Stated problem: Report the count of lines that carry the string "Householder", and add nothing.

───── Provided records

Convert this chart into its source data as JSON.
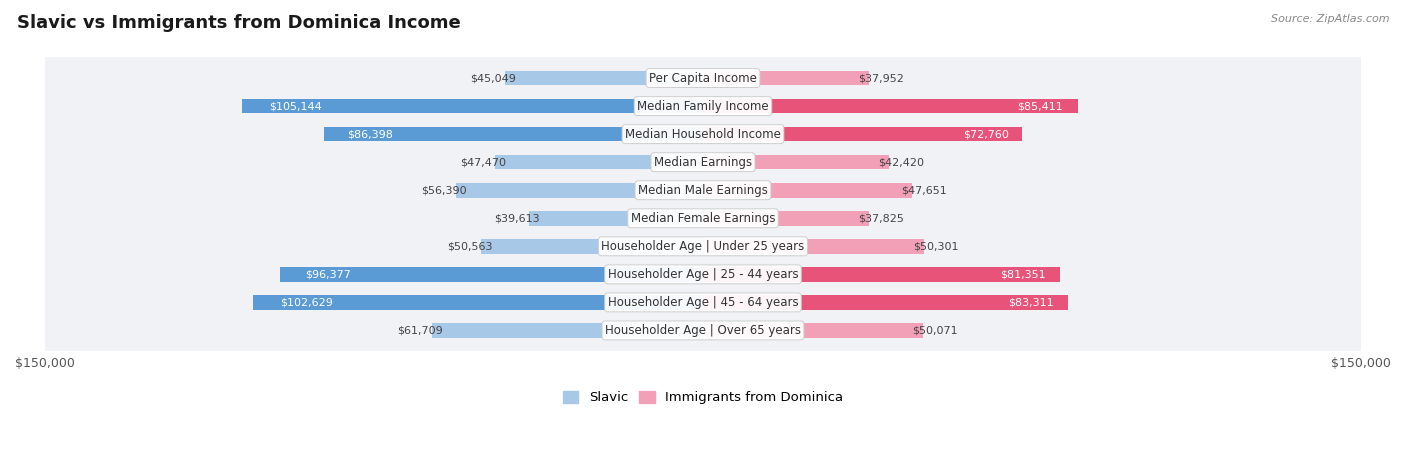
{
  "title": "Slavic vs Immigrants from Dominica Income",
  "source": "Source: ZipAtlas.com",
  "categories": [
    "Per Capita Income",
    "Median Family Income",
    "Median Household Income",
    "Median Earnings",
    "Median Male Earnings",
    "Median Female Earnings",
    "Householder Age | Under 25 years",
    "Householder Age | 25 - 44 years",
    "Householder Age | 45 - 64 years",
    "Householder Age | Over 65 years"
  ],
  "slavic_values": [
    45049,
    105144,
    86398,
    47470,
    56390,
    39613,
    50563,
    96377,
    102629,
    61709
  ],
  "dominica_values": [
    37952,
    85411,
    72760,
    42420,
    47651,
    37825,
    50301,
    81351,
    83311,
    50071
  ],
  "slavic_labels": [
    "$45,049",
    "$105,144",
    "$86,398",
    "$47,470",
    "$56,390",
    "$39,613",
    "$50,563",
    "$96,377",
    "$102,629",
    "$61,709"
  ],
  "dominica_labels": [
    "$37,952",
    "$85,411",
    "$72,760",
    "$42,420",
    "$47,651",
    "$37,825",
    "$50,301",
    "$81,351",
    "$83,311",
    "$50,071"
  ],
  "slavic_color_light": "#a8c8e8",
  "slavic_color_dark": "#5b9bd5",
  "dominica_color_light": "#f2a0b8",
  "dominica_color_dark": "#e8537a",
  "slavic_dark_indices": [
    1,
    2,
    7,
    8
  ],
  "dominica_dark_indices": [
    1,
    2,
    7,
    8
  ],
  "max_value": 150000,
  "bg_color": "#ffffff",
  "row_bg_color": "#f0f2f5",
  "row_border_color": "#d8dce3",
  "x_tick_label": "$150,000",
  "legend_slavic": "Slavic",
  "legend_dominica": "Immigrants from Dominica",
  "title_fontsize": 13,
  "label_fontsize": 8.5,
  "value_fontsize": 8.0,
  "tick_fontsize": 9
}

──────────

Written solution: 4